[Begin Data shown]

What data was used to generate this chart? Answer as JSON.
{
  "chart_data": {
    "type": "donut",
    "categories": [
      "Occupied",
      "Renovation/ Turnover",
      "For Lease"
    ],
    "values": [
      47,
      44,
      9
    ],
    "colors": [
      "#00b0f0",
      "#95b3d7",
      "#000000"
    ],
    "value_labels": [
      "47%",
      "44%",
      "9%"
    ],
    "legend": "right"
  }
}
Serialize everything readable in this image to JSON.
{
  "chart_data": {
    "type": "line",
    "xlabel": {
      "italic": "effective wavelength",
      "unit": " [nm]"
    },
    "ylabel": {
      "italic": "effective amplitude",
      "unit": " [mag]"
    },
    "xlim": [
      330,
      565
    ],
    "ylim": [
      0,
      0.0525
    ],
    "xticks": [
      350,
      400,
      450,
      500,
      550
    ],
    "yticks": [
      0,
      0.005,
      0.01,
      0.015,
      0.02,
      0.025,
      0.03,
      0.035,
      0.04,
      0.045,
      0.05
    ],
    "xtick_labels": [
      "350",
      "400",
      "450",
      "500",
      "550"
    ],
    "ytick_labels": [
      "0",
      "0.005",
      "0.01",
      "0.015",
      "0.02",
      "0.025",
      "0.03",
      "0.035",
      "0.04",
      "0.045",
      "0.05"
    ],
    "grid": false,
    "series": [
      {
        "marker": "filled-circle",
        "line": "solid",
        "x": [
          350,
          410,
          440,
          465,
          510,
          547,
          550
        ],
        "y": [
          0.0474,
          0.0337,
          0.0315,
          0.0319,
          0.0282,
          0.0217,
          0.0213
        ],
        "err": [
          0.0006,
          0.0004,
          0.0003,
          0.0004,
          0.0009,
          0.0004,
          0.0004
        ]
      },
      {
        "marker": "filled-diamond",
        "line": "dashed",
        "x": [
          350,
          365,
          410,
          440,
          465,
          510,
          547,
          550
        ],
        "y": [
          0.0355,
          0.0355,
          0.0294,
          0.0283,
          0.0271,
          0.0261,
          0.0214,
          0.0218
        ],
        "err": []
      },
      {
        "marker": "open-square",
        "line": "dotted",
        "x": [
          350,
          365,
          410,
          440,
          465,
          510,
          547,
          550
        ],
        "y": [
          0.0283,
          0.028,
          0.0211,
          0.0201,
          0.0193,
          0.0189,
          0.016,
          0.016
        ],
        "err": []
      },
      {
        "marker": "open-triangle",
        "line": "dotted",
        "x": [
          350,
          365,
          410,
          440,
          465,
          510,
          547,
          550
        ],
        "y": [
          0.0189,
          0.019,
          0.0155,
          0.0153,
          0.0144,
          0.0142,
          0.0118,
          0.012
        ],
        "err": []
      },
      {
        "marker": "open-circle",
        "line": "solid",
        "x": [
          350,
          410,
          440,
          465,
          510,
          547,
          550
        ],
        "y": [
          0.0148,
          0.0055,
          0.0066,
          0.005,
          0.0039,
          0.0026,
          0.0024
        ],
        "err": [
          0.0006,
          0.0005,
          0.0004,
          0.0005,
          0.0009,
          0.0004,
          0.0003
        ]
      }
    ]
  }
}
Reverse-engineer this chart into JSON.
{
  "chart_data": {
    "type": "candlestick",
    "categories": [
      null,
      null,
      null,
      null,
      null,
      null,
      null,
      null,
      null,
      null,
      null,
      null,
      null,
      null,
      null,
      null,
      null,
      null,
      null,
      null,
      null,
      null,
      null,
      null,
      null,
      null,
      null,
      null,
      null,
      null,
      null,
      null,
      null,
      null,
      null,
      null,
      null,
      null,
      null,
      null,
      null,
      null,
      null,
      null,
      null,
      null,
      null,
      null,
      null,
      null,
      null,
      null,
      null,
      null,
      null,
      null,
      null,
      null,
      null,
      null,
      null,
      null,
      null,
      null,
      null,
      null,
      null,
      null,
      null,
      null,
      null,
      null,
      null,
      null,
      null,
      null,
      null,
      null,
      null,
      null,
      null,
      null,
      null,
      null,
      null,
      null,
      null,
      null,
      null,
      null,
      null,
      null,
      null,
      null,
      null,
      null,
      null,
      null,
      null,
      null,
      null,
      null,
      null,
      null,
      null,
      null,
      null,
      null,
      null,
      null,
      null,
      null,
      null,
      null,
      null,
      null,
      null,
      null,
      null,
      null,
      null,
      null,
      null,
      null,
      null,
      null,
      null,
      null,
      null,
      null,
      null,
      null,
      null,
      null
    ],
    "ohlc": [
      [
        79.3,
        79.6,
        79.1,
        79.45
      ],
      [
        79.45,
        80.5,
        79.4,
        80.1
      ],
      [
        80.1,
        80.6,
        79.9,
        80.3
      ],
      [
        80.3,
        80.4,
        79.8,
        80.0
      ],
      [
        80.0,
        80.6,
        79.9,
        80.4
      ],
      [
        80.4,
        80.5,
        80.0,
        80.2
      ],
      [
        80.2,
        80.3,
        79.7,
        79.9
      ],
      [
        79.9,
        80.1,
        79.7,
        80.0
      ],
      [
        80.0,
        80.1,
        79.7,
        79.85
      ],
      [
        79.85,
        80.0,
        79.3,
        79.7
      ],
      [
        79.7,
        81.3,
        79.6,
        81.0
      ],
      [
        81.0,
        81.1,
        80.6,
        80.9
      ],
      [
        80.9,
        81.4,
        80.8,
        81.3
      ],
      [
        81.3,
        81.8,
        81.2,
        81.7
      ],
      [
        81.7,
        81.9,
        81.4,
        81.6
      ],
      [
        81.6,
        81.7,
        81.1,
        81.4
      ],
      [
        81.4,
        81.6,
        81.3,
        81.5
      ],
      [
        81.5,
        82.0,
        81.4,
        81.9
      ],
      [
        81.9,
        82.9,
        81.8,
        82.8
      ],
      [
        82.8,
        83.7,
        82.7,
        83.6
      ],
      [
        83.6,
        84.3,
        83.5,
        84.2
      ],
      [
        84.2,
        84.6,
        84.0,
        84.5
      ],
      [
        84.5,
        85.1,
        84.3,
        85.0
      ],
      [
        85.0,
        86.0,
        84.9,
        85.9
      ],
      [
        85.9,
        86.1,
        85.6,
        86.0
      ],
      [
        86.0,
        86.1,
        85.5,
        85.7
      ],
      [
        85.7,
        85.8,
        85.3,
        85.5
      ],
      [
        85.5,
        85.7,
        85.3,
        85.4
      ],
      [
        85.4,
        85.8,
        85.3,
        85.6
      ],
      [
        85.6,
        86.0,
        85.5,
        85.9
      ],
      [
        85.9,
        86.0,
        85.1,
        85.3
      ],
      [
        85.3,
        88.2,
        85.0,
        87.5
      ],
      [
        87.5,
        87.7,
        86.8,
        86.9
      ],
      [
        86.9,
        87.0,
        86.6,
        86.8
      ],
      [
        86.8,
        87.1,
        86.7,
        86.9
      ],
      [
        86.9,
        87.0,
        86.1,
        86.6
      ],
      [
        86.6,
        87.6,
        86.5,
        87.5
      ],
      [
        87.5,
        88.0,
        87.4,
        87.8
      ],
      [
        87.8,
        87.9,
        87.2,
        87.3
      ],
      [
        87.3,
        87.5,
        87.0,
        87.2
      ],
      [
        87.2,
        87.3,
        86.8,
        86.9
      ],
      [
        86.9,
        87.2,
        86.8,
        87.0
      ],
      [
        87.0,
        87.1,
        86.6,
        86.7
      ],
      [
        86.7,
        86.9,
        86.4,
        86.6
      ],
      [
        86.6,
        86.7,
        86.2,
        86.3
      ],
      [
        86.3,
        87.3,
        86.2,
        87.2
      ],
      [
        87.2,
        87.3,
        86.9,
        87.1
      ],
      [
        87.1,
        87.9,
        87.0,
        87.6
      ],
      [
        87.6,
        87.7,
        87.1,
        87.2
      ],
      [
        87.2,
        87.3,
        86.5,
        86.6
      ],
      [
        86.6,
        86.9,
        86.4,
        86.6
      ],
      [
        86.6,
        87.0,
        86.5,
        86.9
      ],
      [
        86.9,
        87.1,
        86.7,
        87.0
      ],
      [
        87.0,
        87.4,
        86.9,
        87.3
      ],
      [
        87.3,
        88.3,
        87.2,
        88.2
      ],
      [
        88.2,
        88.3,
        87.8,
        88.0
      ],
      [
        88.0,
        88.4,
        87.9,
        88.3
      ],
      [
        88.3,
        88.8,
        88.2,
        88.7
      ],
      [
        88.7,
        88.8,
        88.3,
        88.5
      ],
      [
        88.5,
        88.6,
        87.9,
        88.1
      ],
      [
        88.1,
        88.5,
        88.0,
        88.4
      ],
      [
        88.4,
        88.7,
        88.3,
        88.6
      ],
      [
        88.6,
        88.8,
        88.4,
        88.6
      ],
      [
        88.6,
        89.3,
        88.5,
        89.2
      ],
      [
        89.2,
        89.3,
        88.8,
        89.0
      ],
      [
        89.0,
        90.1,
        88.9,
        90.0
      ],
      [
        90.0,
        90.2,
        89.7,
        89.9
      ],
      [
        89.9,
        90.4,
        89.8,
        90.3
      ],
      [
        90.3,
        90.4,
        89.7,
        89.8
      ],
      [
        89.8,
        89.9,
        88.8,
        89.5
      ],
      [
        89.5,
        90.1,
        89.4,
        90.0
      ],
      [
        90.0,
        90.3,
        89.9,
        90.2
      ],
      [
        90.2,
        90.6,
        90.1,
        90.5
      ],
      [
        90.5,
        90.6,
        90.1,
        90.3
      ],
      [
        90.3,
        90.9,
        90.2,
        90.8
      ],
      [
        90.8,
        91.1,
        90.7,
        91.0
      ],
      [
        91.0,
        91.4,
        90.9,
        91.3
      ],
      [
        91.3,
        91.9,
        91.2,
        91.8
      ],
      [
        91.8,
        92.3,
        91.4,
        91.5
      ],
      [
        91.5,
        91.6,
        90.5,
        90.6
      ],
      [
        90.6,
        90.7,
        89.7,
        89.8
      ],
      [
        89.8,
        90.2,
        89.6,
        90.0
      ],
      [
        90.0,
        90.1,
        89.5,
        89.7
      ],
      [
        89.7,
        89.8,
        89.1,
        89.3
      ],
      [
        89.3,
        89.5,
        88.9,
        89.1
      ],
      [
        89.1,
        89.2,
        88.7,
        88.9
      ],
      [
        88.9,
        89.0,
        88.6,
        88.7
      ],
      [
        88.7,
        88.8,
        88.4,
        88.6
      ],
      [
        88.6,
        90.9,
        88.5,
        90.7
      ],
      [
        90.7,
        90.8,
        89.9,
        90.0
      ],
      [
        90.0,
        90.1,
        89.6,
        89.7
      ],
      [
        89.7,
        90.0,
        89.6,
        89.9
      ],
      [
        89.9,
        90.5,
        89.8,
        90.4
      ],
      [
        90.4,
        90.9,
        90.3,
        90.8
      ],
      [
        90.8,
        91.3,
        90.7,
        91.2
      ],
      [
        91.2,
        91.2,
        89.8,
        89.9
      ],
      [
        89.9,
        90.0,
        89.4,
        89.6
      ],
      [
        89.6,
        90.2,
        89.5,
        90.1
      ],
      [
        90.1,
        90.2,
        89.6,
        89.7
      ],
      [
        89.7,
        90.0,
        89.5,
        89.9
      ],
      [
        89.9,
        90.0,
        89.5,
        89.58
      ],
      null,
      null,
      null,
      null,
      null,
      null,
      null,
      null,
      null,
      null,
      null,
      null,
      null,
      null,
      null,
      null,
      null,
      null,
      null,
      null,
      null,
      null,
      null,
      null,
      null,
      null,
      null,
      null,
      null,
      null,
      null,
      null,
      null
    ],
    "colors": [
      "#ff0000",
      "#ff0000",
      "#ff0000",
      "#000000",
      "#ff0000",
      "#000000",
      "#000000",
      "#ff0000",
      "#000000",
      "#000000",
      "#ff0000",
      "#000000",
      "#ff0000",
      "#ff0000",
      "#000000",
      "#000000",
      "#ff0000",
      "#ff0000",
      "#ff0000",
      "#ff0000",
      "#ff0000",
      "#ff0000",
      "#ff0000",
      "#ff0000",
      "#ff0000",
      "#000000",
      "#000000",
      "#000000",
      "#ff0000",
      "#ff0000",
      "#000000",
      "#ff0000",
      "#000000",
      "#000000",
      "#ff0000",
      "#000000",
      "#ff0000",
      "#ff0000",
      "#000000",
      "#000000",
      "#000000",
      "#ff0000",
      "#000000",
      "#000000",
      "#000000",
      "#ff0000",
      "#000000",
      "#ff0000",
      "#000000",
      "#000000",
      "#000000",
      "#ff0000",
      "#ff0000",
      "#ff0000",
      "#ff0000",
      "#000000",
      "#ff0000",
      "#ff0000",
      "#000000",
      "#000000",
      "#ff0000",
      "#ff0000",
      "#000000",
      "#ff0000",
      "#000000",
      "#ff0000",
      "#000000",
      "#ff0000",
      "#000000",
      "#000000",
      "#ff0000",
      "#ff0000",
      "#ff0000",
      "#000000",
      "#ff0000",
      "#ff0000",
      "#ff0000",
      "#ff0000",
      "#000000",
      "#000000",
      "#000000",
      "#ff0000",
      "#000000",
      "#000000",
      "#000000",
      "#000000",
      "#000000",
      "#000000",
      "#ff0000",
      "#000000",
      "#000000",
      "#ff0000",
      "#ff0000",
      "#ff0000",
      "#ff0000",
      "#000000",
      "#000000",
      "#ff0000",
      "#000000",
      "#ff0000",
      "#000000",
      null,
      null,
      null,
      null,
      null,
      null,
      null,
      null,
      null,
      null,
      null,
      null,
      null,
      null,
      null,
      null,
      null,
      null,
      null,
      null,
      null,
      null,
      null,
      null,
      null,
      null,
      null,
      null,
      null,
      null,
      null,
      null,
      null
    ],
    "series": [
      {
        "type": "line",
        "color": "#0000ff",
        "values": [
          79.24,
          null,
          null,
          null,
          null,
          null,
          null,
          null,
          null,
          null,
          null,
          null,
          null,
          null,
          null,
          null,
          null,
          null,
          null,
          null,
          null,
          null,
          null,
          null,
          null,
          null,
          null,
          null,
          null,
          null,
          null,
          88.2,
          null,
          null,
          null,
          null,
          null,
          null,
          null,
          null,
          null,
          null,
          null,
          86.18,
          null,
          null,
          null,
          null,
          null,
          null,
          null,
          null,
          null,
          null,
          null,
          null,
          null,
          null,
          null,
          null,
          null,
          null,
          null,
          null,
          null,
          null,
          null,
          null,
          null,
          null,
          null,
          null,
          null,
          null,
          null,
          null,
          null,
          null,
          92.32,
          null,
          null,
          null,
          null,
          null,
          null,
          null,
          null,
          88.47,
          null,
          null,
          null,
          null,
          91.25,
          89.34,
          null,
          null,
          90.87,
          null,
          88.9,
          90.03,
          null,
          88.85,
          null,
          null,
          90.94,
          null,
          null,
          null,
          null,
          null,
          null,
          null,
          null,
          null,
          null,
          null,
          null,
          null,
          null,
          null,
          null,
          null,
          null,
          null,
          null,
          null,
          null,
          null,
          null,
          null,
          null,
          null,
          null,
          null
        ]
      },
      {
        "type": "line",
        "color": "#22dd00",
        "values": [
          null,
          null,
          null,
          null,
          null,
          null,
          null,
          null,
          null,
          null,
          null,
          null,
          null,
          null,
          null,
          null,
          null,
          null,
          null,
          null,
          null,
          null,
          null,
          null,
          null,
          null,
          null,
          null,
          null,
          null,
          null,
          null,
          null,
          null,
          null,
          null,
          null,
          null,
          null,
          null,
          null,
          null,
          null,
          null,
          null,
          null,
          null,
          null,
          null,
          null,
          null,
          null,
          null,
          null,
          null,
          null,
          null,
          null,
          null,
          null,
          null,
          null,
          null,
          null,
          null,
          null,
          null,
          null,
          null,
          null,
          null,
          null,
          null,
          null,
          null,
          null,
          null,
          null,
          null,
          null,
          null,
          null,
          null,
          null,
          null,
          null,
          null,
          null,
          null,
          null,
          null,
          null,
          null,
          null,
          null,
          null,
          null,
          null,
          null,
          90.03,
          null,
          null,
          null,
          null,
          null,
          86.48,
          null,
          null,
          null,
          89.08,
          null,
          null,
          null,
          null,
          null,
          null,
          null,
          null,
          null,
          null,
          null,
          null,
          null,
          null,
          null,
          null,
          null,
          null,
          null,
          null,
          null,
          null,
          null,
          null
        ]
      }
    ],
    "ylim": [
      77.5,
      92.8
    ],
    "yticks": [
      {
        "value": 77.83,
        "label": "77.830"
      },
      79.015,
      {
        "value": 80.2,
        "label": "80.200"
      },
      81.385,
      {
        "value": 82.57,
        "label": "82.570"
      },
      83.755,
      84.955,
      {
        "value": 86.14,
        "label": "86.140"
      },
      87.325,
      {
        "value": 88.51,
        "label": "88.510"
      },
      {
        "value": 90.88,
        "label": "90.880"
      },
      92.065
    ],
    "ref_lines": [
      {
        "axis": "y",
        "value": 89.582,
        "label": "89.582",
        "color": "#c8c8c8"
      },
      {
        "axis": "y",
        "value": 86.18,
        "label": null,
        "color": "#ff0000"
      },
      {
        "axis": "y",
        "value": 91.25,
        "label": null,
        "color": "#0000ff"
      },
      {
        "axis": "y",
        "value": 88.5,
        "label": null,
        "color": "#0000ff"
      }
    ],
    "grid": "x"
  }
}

[End Data shown]

• [What to work on]
Pull out all lines from the entries above that include the word "circle".

• [Written reply]
        "marker": "filled-circle",
        "marker": "open-circle",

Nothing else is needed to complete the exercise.